*DATA LISTING*:
----

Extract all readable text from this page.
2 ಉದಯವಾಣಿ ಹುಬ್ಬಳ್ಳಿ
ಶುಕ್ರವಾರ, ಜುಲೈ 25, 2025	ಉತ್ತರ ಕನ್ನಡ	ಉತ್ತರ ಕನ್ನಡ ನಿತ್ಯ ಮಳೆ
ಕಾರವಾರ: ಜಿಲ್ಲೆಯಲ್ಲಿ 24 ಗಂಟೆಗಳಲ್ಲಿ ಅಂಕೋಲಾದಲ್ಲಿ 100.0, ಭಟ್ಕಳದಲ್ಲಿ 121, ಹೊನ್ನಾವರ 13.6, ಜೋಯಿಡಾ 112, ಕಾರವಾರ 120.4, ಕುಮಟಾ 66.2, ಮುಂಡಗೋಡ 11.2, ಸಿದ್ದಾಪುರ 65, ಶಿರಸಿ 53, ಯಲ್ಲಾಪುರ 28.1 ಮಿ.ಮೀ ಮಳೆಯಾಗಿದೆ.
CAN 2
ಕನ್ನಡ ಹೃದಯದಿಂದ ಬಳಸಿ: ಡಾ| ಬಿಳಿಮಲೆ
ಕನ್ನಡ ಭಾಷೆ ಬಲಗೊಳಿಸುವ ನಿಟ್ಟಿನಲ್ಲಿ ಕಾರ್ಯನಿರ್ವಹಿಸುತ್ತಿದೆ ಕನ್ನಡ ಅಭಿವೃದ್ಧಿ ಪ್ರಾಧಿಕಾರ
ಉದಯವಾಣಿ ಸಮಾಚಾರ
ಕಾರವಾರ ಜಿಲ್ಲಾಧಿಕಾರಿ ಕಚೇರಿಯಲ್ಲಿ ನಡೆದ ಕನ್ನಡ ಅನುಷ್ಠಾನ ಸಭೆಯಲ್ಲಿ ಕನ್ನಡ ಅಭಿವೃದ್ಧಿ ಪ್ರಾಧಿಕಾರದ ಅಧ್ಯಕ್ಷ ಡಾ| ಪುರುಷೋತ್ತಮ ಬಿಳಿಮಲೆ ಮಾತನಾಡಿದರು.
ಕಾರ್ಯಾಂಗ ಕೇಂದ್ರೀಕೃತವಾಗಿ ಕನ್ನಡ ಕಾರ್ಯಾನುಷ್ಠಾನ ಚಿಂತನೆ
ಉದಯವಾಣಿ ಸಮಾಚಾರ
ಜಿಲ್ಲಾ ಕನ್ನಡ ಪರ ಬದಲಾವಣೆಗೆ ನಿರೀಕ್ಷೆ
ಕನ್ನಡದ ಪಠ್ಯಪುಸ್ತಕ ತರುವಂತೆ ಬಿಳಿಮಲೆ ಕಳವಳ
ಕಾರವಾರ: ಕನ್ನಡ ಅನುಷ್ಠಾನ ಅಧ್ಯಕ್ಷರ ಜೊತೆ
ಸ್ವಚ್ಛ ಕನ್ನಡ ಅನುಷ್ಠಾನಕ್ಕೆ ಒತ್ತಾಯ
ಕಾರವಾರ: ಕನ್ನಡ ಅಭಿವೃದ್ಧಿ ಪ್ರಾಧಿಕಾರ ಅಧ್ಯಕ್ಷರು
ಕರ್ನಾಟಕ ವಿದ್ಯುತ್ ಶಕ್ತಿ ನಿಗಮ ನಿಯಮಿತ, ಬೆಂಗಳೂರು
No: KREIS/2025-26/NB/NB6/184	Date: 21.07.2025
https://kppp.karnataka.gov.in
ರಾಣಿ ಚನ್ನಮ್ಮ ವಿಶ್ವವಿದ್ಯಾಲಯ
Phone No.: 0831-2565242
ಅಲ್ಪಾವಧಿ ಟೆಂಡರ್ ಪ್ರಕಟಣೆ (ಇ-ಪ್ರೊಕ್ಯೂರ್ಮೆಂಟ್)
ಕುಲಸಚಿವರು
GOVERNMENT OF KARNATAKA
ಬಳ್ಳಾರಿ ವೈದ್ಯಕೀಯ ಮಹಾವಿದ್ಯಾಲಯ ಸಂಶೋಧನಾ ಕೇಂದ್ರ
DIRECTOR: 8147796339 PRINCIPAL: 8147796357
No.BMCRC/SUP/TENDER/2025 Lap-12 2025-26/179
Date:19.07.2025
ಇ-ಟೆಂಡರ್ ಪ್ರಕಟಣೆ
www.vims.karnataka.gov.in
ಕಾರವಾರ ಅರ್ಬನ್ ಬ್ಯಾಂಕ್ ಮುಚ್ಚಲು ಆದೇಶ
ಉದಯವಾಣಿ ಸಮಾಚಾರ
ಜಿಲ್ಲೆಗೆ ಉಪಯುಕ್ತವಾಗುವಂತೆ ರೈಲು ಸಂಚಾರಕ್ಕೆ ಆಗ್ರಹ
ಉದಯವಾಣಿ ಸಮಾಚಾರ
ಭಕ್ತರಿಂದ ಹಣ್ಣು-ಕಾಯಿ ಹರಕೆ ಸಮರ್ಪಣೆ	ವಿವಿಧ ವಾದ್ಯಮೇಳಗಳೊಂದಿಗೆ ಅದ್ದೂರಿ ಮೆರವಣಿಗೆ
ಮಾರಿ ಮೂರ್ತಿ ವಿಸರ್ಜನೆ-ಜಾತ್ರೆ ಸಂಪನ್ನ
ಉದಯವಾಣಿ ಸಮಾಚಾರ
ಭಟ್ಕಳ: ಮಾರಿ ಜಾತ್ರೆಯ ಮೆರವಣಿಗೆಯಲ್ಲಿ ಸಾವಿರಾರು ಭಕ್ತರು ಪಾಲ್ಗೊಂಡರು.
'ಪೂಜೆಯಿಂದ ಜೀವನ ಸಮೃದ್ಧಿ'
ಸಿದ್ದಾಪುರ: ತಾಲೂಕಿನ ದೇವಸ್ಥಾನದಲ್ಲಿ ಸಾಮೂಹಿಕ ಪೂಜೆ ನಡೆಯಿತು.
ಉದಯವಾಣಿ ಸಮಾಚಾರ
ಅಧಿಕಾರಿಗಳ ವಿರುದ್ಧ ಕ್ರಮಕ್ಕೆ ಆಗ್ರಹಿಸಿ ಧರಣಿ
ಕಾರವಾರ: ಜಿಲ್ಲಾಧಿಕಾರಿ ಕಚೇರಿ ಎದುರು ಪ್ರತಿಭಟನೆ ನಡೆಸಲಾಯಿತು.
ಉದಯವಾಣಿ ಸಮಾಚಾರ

----

*PROBLEM DESCRIPTION*: Give all the entries again exactly; leave none out.

*TASK OUTPUT*:
Extract all readable text from this page.
2 ಉದಯವಾಣಿ ಹುಬ್ಬಳ್ಳಿ
ಶುಕ್ರವಾರ, ಜುಲೈ 25, 2025	ಉತ್ತರ ಕನ್ನಡ	ಉತ್ತರ ಕನ್ನಡ ನಿತ್ಯ ಮಳೆ
ಕಾರವಾರ: ಜಿಲ್ಲೆಯಲ್ಲಿ 24 ಗಂಟೆಗಳಲ್ಲಿ ಅಂಕೋಲಾದಲ್ಲಿ 100.0, ಭಟ್ಕಳದಲ್ಲಿ 121, ಹೊನ್ನಾವರ 13.6, ಜೋಯಿಡಾ 112, ಕಾರವಾರ 120.4, ಕುಮಟಾ 66.2, ಮುಂಡಗೋಡ 11.2, ಸಿದ್ದಾಪುರ 65, ಶಿರಸಿ 53, ಯಲ್ಲಾಪುರ 28.1 ಮಿ.ಮೀ ಮಳೆಯಾಗಿದೆ.
CAN 2
ಕನ್ನಡ ಹೃದಯದಿಂದ ಬಳಸಿ: ಡಾ| ಬಿಳಿಮಲೆ
ಕನ್ನಡ ಭಾಷೆ ಬಲಗೊಳಿಸುವ ನಿಟ್ಟಿನಲ್ಲಿ ಕಾರ್ಯನಿರ್ವಹಿಸುತ್ತಿದೆ ಕನ್ನಡ ಅಭಿವೃದ್ಧಿ ಪ್ರಾಧಿಕಾರ
ಉದಯವಾಣಿ ಸಮಾಚಾರ
ಕಾರವಾರ ಜಿಲ್ಲಾಧಿಕಾರಿ ಕಚೇರಿಯಲ್ಲಿ ನಡೆದ ಕನ್ನಡ ಅನುಷ್ಠಾನ ಸಭೆಯಲ್ಲಿ ಕನ್ನಡ ಅಭಿವೃದ್ಧಿ ಪ್ರಾಧಿಕಾರದ ಅಧ್ಯಕ್ಷ ಡಾ| ಪುರುಷೋತ್ತಮ ಬಿಳಿಮಲೆ ಮಾತನಾಡಿದರು.
ಕಾರ್ಯಾಂಗ ಕೇಂದ್ರೀಕೃತವಾಗಿ ಕನ್ನಡ ಕಾರ್ಯಾನುಷ್ಠಾನ ಚಿಂತನೆ
ಉದಯವಾಣಿ ಸಮಾಚಾರ
ಜಿಲ್ಲಾ ಕನ್ನಡ ಪರ ಬದಲಾವಣೆಗೆ ನಿರೀಕ್ಷೆ
ಕನ್ನಡದ ಪಠ್ಯಪುಸ್ತಕ ತರುವಂತೆ ಬಿಳಿಮಲೆ ಕಳವಳ
ಕಾರವಾರ: ಕನ್ನಡ ಅನುಷ್ಠಾನ ಅಧ್ಯಕ್ಷರ ಜೊತೆ
ಸ್ವಚ್ಛ ಕನ್ನಡ ಅನುಷ್ಠಾನಕ್ಕೆ ಒತ್ತಾಯ
ಕಾರವಾರ: ಕನ್ನಡ ಅಭಿವೃದ್ಧಿ ಪ್ರಾಧಿಕಾರ ಅಧ್ಯಕ್ಷರು
ಕರ್ನಾಟಕ ವಿದ್ಯುತ್ ಶಕ್ತಿ ನಿಗಮ ನಿಯಮಿತ, ಬೆಂಗಳೂರು
No: KREIS/2025-26/NB/NB6/184	Date: 21.07.2025
https://kppp.karnataka.gov.in
ರಾಣಿ ಚನ್ನಮ್ಮ ವಿಶ್ವವಿದ್ಯಾಲಯ
Phone No.: 0831-2565242
ಅಲ್ಪಾವಧಿ ಟೆಂಡರ್ ಪ್ರಕಟಣೆ (ಇ-ಪ್ರೊಕ್ಯೂರ್ಮೆಂಟ್)
ಕುಲಸಚಿವರು
GOVERNMENT OF KARNATAKA
ಬಳ್ಳಾರಿ ವೈದ್ಯಕೀಯ ಮಹಾವಿದ್ಯಾಲಯ ಸಂಶೋಧನಾ ಕೇಂದ್ರ
DIRECTOR: 8147796339 PRINCIPAL: 8147796357
No.BMCRC/SUP/TENDER/2025 Lap-12 2025-26/179
Date:19.07.2025
ಇ-ಟೆಂಡರ್ ಪ್ರಕಟಣೆ
www.vims.karnataka.gov.in
ಕಾರವಾರ ಅರ್ಬನ್ ಬ್ಯಾಂಕ್ ಮುಚ್ಚಲು ಆದೇಶ
ಉದಯವಾಣಿ ಸಮಾಚಾರ
ಜಿಲ್ಲೆಗೆ ಉಪಯುಕ್ತವಾಗುವಂತೆ ರೈಲು ಸಂಚಾರಕ್ಕೆ ಆಗ್ರಹ
ಉದಯವಾಣಿ ಸಮಾಚಾರ
ಭಕ್ತರಿಂದ ಹಣ್ಣು-ಕಾಯಿ ಹರಕೆ ಸಮರ್ಪಣೆ	ವಿವಿಧ ವಾದ್ಯಮೇಳಗಳೊಂದಿಗೆ ಅದ್ದೂರಿ ಮೆರವಣಿಗೆ
ಮಾರಿ ಮೂರ್ತಿ ವಿಸರ್ಜನೆ-ಜಾತ್ರೆ ಸಂಪನ್ನ
ಉದಯವಾಣಿ ಸಮಾಚಾರ
ಭಟ್ಕಳ: ಮಾರಿ ಜಾತ್ರೆಯ ಮೆರವಣಿಗೆಯಲ್ಲಿ ಸಾವಿರಾರು ಭಕ್ತರು ಪಾಲ್ಗೊಂಡರು.
'ಪೂಜೆಯಿಂದ ಜೀವನ ಸಮೃದ್ಧಿ'
ಸಿದ್ದಾಪುರ: ತಾಲೂಕಿನ ದೇವಸ್ಥಾನದಲ್ಲಿ ಸಾಮೂಹಿಕ ಪೂಜೆ ನಡೆಯಿತು.
ಉದಯವಾಣಿ ಸಮಾಚಾರ
ಅಧಿಕಾರಿಗಳ ವಿರುದ್ಧ ಕ್ರಮಕ್ಕೆ ಆಗ್ರಹಿಸಿ ಧರಣಿ
ಕಾರವಾರ: ಜಿಲ್ಲಾಧಿಕಾರಿ ಕಚೇರಿ ಎದುರು ಪ್ರತಿಭಟನೆ ನಡೆಸಲಾಯಿತು.
ಉದಯವಾಣಿ ಸಮಾಚಾರ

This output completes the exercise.